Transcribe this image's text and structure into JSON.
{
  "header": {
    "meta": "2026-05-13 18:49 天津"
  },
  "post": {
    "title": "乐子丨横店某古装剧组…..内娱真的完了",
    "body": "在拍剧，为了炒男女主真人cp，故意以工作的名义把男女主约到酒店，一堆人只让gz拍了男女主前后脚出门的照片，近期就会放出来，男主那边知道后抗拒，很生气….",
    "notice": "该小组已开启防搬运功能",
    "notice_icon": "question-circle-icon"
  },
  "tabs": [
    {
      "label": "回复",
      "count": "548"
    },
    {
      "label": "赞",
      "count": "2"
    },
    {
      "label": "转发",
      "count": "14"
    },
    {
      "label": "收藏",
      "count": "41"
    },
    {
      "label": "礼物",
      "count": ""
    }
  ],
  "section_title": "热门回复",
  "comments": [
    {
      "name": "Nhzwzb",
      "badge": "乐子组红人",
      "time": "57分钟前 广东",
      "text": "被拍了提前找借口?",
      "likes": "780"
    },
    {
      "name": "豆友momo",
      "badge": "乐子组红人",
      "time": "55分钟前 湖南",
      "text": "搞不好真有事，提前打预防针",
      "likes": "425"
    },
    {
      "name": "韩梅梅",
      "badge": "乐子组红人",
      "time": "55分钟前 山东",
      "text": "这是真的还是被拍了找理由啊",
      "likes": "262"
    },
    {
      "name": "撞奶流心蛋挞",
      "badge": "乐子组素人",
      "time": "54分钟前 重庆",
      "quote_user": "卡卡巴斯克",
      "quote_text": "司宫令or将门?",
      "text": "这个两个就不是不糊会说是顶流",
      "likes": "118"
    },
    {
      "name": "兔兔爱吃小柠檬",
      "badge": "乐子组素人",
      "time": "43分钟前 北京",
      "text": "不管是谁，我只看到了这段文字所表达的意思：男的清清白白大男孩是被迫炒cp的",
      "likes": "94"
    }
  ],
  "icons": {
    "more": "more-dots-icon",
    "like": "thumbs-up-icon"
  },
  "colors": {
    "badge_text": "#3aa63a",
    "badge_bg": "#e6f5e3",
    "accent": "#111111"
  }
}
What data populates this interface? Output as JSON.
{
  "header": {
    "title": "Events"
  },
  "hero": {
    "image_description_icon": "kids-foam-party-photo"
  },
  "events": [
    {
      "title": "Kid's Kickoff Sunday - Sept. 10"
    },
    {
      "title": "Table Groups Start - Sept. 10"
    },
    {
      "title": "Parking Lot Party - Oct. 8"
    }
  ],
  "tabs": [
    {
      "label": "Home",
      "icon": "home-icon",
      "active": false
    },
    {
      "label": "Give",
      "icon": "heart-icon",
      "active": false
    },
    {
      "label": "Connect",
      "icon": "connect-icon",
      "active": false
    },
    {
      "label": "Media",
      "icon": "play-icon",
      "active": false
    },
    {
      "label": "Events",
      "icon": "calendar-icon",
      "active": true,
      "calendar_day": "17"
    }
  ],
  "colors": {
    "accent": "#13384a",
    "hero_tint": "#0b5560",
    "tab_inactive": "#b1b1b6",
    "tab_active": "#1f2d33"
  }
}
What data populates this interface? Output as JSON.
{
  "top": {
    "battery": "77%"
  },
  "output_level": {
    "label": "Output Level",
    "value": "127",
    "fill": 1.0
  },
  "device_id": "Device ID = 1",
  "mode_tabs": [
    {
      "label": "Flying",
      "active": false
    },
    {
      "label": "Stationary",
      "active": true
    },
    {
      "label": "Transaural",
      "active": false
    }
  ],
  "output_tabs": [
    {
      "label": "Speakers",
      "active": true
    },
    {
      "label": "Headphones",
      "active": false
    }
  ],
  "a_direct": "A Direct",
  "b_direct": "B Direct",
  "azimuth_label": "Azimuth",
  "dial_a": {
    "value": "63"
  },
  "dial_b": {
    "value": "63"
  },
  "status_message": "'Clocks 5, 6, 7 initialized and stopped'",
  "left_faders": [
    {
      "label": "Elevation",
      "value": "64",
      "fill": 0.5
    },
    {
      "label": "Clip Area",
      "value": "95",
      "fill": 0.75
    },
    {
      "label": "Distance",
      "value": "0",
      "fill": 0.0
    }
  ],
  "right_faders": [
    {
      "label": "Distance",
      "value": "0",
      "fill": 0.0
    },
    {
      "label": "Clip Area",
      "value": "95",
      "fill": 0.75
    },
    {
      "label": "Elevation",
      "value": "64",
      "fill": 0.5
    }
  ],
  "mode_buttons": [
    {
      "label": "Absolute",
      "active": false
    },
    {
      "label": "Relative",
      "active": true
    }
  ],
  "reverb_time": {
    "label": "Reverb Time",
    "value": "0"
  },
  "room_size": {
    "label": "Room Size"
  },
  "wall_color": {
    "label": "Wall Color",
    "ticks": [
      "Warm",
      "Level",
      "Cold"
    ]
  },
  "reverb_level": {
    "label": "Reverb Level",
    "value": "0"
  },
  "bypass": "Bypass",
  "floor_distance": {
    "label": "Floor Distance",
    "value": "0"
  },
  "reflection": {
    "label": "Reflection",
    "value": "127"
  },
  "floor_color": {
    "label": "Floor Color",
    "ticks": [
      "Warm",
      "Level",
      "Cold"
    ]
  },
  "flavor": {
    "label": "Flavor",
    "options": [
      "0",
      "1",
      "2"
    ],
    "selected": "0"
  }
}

Goal →
Go through the entries and repeat each one exactly.

Reply to the exercise →
Transcribe this image's text and structure into JSON.
{
  "header": {
    "meta": "2026-05-13 18:49 天津"
  },
  "post": {
    "title": "乐子丨横店某古装剧组…..内娱真的完了",
    "body": "在拍剧，为了炒男女主真人cp，故意以工作的名义把男女主约到酒店，一堆人只让gz拍了男女主前后脚出门的照片，近期就会放出来，男主那边知道后抗拒，很生气….",
    "notice": "该小组已开启防搬运功能",
    "notice_icon": "question-circle-icon"
  },
  "tabs": [
    {
      "label": "回复",
      "count": "548"
    },
    {
      "label": "赞",
      "count": "2"
    },
    {
      "label": "转发",
      "count": "14"
    },
    {
      "label": "收藏",
      "count": "41"
    },
    {
      "label": "礼物",
      "count": ""
    }
  ],
  "section_title": "热门回复",
  "comments": [
    {
      "name": "Nhzwzb",
      "badge": "乐子组红人",
      "time": "57分钟前 广东",
      "text": "被拍了提前找借口?",
      "likes": "780"
    },
    {
      "name": "豆友momo",
      "badge": "乐子组红人",
      "time": "55分钟前 湖南",
      "text": "搞不好真有事，提前打预防针",
      "likes": "425"
    },
    {
      "name": "韩梅梅",
      "badge": "乐子组红人",
      "time": "55分钟前 山东",
      "text": "这是真的还是被拍了找理由啊",
      "likes": "262"
    },
    {
      "name": "撞奶流心蛋挞",
      "badge": "乐子组素人",
      "time": "54分钟前 重庆",
      "quote_user": "卡卡巴斯克",
      "quote_text": "司宫令or将门?",
      "text": "这个两个就不是不糊会说是顶流",
      "likes": "118"
    },
    {
      "name": "兔兔爱吃小柠檬",
      "badge": "乐子组素人",
      "time": "43分钟前 北京",
      "text": "不管是谁，我只看到了这段文字所表达的意思：男的清清白白大男孩是被迫炒cp的",
      "likes": "94"
    }
  ],
  "icons": {
    "more": "more-dots-icon",
    "like": "thumbs-up-icon"
  },
  "colors": {
    "badge_text": "#3aa63a",
    "badge_bg": "#e6f5e3",
    "accent": "#111111"
  }
}
What data populates this interface? Output as JSON.
{
  "header": {
    "title": "Events"
  },
  "hero": {
    "image_description_icon": "kids-foam-party-photo"
  },
  "events": [
    {
      "title": "Kid's Kickoff Sunday - Sept. 10"
    },
    {
      "title": "Table Groups Start - Sept. 10"
    },
    {
      "title": "Parking Lot Party - Oct. 8"
    }
  ],
  "tabs": [
    {
      "label": "Home",
      "icon": "home-icon",
      "active": false
    },
    {
      "label": "Give",
      "icon": "heart-icon",
      "active": false
    },
    {
      "label": "Connect",
      "icon": "connect-icon",
      "active": false
    },
    {
      "label": "Media",
      "icon": "play-icon",
      "active": false
    },
    {
      "label": "Events",
      "icon": "calendar-icon",
      "active": true,
      "calendar_day": "17"
    }
  ],
  "colors": {
    "accent": "#13384a",
    "hero_tint": "#0b5560",
    "tab_inactive": "#b1b1b6",
    "tab_active": "#1f2d33"
  }
}
What data populates this interface? Output as JSON.
{
  "top": {
    "battery": "77%"
  },
  "output_level": {
    "label": "Output Level",
    "value": "127",
    "fill": 1.0
  },
  "device_id": "Device ID = 1",
  "mode_tabs": [
    {
      "label": "Flying",
      "active": false
    },
    {
      "label": "Stationary",
      "active": true
    },
    {
      "label": "Transaural",
      "active": false
    }
  ],
  "output_tabs": [
    {
      "label": "Speakers",
      "active": true
    },
    {
      "label": "Headphones",
      "active": false
    }
  ],
  "a_direct": "A Direct",
  "b_direct": "B Direct",
  "azimuth_label": "Azimuth",
  "dial_a": {
    "value": "63"
  },
  "dial_b": {
    "value": "63"
  },
  "status_message": "'Clocks 5, 6, 7 initialized and stopped'",
  "left_faders": [
    {
      "label": "Elevation",
      "value": "64",
      "fill": 0.5
    },
    {
      "label": "Clip Area",
      "value": "95",
      "fill": 0.75
    },
    {
      "label": "Distance",
      "value": "0",
      "fill": 0.0
    }
  ],
  "right_faders": [
    {
      "label": "Distance",
      "value": "0",
      "fill": 0.0
    },
    {
      "label": "Clip Area",
      "value": "95",
      "fill": 0.75
    },
    {
      "label": "Elevation",
      "value": "64",
      "fill": 0.5
    }
  ],
  "mode_buttons": [
    {
      "label": "Absolute",
      "active": false
    },
    {
      "label": "Relative",
      "active": true
    }
  ],
  "reverb_time": {
    "label": "Reverb Time",
    "value": "0"
  },
  "room_size": {
    "label": "Room Size"
  },
  "wall_color": {
    "label": "Wall Color",
    "ticks": [
      "Warm",
      "Level",
      "Cold"
    ]
  },
  "reverb_level": {
    "label": "Reverb Level",
    "value": "0"
  },
  "bypass": "Bypass",
  "floor_distance": {
    "label": "Floor Distance",
    "value": "0"
  },
  "reflection": {
    "label": "Reflection",
    "value": "127"
  },
  "floor_color": {
    "label": "Floor Color",
    "ticks": [
      "Warm",
      "Level",
      "Cold"
    ]
  },
  "flavor": {
    "label": "Flavor",
    "options": [
      "0",
      "1",
      "2"
    ],
    "selected": "0"
  }
}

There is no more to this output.